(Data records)
=-=-=-=-=
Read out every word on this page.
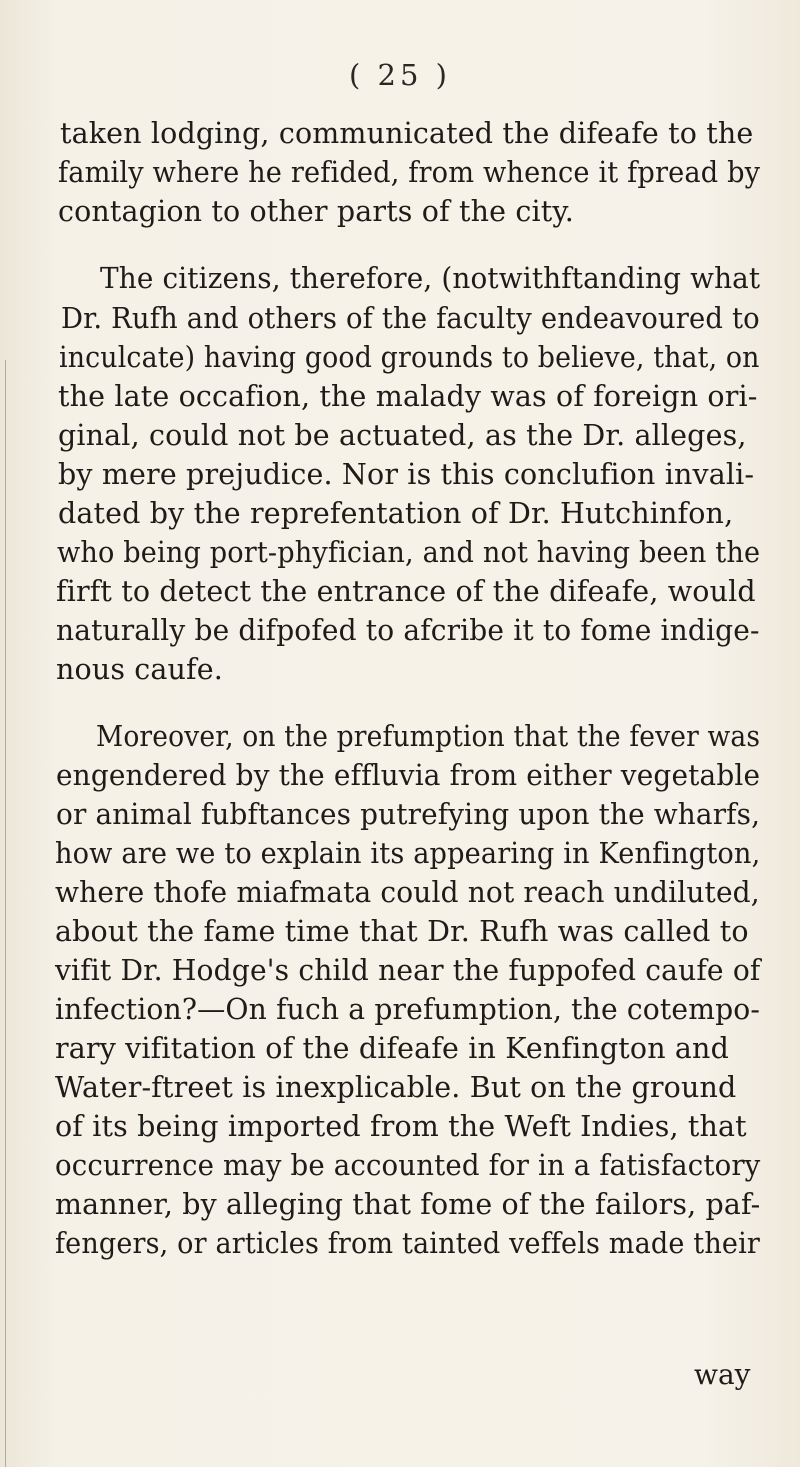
( 25 )
taken lodging, communicated the difeafe to the
family where he refided, from whence it fpread by
contagion to other parts of the city.
The citizens, therefore, (notwithftanding what
Dr. Rufh and others of the faculty endeavoured to
inculcate) having good grounds to believe, that, on
the late occafion, the malady was of foreign ori-
ginal, could not be actuated, as the Dr. alleges,
by mere prejudice. Nor is this conclufion invali-
dated by the reprefentation of Dr. Hutchinfon,
who being port-phyfician, and not having been the
firft to detect the entrance of the difeafe, would
naturally be difpofed to afcribe it to fome indige-
nous caufe.
Moreover, on the prefumption that the fever was
engendered by the effluvia from either vegetable
or animal fubftances putrefying upon the wharfs,
how are we to explain its appearing in Kenfington,
where thofe miafmata could not reach undiluted,
about the fame time that Dr. Rufh was called to
vifit Dr. Hodge's child near the fuppofed caufe of
infection?—On fuch a prefumption, the cotempo-
rary vifitation of the difeafe in Kenfington and
Water-ftreet is inexplicable. But on the ground
of its being imported from the Weft Indies, that
occurrence may be accounted for in a fatisfactory
manner, by alleging that fome of the failors, paf-
fengers, or articles from tainted veffels made their
way
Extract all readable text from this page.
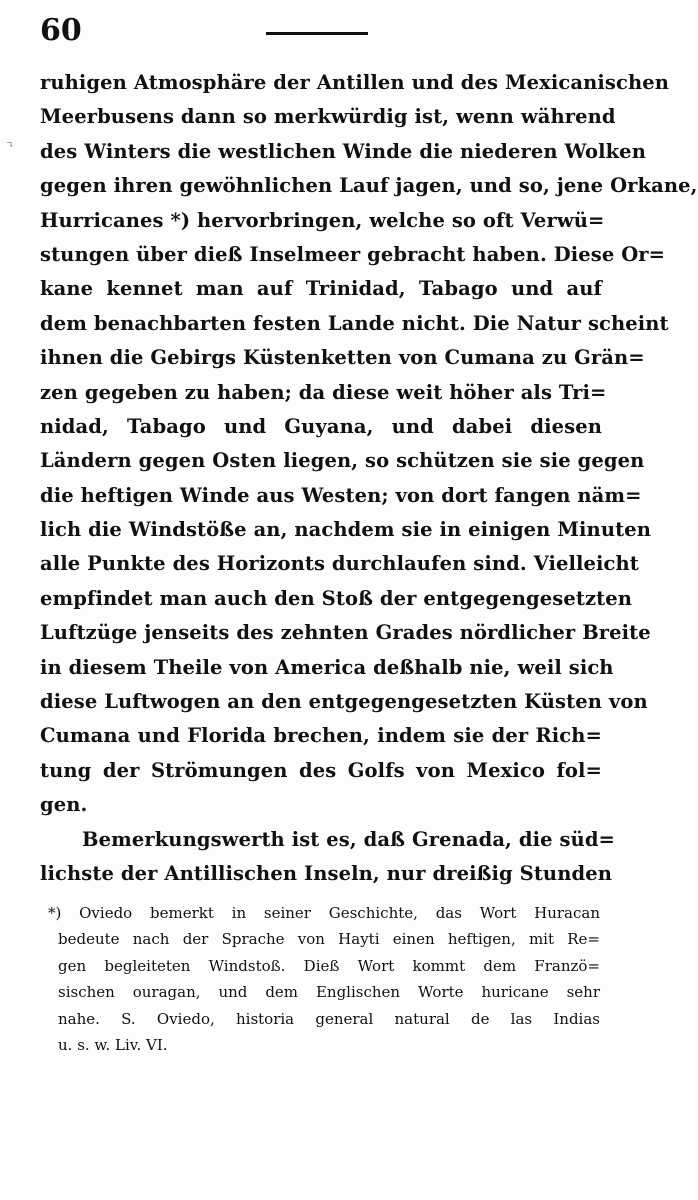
↴
60
ruhigen Atmosphäre der Antillen und des Mexicanischen
Meerbusens dann so merkwürdig ist, wenn während
des Winters die westlichen Winde die niederen Wolken
gegen ihren gewöhnlichen Lauf jagen, und so, jene Orkane,
Hurricanes *) hervorbringen, welche so oft Verwü=
stungen über dieß Inselmeer gebracht haben. Diese Or=
kane kennet man auf Trinidad, Tabago und auf
dem benachbarten festen Lande nicht. Die Natur scheint
ihnen die Gebirgs Küstenketten von Cumana zu Grän=
zen gegeben zu haben; da diese weit höher als Tri=
nidad, Tabago und Guyana, und dabei diesen
Ländern gegen Osten liegen, so schützen sie sie gegen
die heftigen Winde aus Westen; von dort fangen näm=
lich die Windstöße an, nachdem sie in einigen Minuten
alle Punkte des Horizonts durchlaufen sind. Vielleicht
empfindet man auch den Stoß der entgegengesetzten
Luftzüge jenseits des zehnten Grades nördlicher Breite
in diesem Theile von America deßhalb nie, weil sich
diese Luftwogen an den entgegengesetzten Küsten von
Cumana und Florida brechen, indem sie der Rich=
tung der Strömungen des Golfs von Mexico fol=
gen.
Bemerkungswerth ist es, daß Grenada, die süd=
lichste der Antillischen Inseln, nur dreißig Stunden
*) Oviedo bemerkt in seiner Geschichte, das Wort Huracan
bedeute nach der Sprache von Hayti einen heftigen, mit Re=
gen begleiteten Windstoß. Dieß Wort kommt dem Franzö=
sischen ouragan, und dem Englischen Worte huricane sehr
nahe. S. Oviedo, historia general natural de las Indias
u. s. w. Liv. VI.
=-=-=-=-=
Using the records above, select and copy every line that has the word "Cumana".

Response to the task
ihnen die Gebirgs Küstenketten von Cumana zu Grän=
Cumana und Florida brechen, indem sie der Rich=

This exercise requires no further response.